» ENUNCIADO DA TAREFA: Transcreva na íntegra o excerto de origem sobre o fim dos serviços de cardiologia no Josina Machel.

» EXCERTO DE ORIGEM:
Os rostos de Celina, Catarina e Domingas estão pálidos e colhidos por um amargurado sofrimento. Um silêncio ténue recompõe as três. Limpam as lágrimas maculadas de dor com as mãos, com o pano e com o que têm por perto.
É já nesta semana que, segundo as informações prestadas pela equipa médica, a unidade hospitalar deixa de realizar os serviços de cardiologia e cirurgia cardíaca, devido a uma dívida que o Ministério da Saúde tem para com a empresa Intercontinental Trading.
Desde 2015 os depósitos são feitos a conta-gotas. Outrossim, o contrato, assinado para a exploração da área de cardiologia no Josina Machel, termina a 30 de Março. Por este motivo, os médicos e enfermeiros estão sem salário há mais de seis meses, levando ao cancelamento de cirurgias e outras assistências.

» DADOS PARA ANÁLISE:

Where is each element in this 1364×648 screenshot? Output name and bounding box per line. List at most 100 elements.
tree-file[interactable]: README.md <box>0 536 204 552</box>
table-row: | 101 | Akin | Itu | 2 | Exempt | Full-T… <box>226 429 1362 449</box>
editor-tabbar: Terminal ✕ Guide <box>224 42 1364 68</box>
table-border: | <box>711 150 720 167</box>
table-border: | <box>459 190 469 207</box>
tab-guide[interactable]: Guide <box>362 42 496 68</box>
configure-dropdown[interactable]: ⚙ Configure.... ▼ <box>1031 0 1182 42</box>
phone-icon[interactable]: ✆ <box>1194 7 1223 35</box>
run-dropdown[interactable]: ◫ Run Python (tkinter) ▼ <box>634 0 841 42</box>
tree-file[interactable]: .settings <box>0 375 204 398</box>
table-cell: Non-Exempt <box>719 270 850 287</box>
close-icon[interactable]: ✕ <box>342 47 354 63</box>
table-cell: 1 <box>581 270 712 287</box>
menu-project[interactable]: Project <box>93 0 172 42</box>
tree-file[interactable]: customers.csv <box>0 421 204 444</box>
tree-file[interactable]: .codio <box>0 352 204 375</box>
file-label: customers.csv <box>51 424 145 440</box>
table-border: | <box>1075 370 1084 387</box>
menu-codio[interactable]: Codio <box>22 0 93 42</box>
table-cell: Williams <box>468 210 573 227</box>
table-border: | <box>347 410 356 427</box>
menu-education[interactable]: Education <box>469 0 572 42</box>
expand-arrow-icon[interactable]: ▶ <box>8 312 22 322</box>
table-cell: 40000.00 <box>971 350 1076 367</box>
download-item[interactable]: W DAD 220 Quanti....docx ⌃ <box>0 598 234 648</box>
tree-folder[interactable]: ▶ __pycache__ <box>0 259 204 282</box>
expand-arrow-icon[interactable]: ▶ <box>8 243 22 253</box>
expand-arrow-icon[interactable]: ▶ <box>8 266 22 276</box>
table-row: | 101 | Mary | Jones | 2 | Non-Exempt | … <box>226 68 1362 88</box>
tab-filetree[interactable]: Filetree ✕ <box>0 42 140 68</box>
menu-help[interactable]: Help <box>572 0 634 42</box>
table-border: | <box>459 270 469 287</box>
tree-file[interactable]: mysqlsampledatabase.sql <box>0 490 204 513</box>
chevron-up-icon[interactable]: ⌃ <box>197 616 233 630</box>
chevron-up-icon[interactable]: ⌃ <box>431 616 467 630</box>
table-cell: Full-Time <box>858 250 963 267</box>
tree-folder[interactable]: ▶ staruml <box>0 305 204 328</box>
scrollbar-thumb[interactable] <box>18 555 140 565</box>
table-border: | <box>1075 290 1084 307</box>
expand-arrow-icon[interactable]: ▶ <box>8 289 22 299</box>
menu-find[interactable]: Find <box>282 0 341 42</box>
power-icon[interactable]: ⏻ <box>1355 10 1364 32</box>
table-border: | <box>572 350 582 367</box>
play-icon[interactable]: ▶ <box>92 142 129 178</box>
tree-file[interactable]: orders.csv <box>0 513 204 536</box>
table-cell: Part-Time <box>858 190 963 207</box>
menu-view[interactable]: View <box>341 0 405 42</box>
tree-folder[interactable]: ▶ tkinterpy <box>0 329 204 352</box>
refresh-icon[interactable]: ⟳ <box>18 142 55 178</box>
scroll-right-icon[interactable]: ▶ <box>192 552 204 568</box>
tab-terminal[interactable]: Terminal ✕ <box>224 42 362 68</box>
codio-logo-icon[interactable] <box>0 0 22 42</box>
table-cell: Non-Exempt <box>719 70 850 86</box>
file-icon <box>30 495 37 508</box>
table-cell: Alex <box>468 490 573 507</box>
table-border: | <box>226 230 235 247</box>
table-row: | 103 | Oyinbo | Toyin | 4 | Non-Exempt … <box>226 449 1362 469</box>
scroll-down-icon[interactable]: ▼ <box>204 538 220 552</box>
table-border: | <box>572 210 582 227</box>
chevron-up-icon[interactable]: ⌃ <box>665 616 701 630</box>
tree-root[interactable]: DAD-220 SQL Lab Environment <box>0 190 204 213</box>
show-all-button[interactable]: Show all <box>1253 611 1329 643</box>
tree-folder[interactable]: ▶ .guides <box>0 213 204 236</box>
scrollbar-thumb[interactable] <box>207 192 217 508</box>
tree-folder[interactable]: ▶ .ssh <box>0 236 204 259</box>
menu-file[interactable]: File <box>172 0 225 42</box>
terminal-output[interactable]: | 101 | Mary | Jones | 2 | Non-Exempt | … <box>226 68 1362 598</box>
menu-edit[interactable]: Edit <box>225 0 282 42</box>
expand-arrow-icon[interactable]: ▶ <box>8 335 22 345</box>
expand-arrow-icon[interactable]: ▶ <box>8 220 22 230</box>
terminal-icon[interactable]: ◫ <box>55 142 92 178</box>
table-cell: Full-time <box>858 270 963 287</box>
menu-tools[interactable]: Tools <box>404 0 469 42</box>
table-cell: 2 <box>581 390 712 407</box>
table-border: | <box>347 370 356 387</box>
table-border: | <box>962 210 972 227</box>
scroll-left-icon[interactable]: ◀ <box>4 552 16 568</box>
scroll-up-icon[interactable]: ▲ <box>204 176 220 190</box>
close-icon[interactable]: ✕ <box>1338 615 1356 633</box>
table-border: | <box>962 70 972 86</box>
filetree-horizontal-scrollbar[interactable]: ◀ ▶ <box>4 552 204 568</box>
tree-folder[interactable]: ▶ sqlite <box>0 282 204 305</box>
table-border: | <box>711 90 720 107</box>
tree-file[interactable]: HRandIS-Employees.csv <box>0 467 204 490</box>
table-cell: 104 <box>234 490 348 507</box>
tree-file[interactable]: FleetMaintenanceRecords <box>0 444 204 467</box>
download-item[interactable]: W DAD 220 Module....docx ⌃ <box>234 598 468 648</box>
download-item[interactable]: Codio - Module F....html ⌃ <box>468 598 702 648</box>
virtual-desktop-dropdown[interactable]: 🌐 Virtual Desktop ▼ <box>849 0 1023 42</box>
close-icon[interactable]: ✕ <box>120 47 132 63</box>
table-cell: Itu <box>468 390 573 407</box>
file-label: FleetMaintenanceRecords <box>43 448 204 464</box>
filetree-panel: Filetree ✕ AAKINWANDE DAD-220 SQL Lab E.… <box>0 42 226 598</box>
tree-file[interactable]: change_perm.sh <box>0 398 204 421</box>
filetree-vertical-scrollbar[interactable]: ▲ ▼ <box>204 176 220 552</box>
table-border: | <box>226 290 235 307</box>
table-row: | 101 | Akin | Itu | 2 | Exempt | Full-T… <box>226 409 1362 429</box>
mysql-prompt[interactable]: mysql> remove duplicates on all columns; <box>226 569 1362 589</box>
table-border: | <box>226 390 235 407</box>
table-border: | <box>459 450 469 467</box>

» RESPOSTA À TAREFA:
Os rostos de Celina, Catarina e Domingas estão pálidos e colhidos por um amargurado sofrimento. Um silêncio ténue recompõe as três. Limpam as lágrimas maculadas de dor com as mãos, com o pano e com o que têm por perto.
É já nesta semana que, segundo as informações prestadas pela equipa médica, a unidade hospitalar deixa de realizar os serviços de cardiologia e cirurgia cardíaca, devido a uma dívida que o Ministério da Saúde tem para com a empresa Intercontinental Trading.
Desde 2015 os depósitos são feitos a conta-gotas. Outrossim, o contrato, assinado para a exploração da área de cardiologia no Josina Machel, termina a 30 de Março. Por este motivo, os médicos e enfermeiros estão sem salário há mais de seis meses, levando ao cancelamento de cirurgias e outras assistências.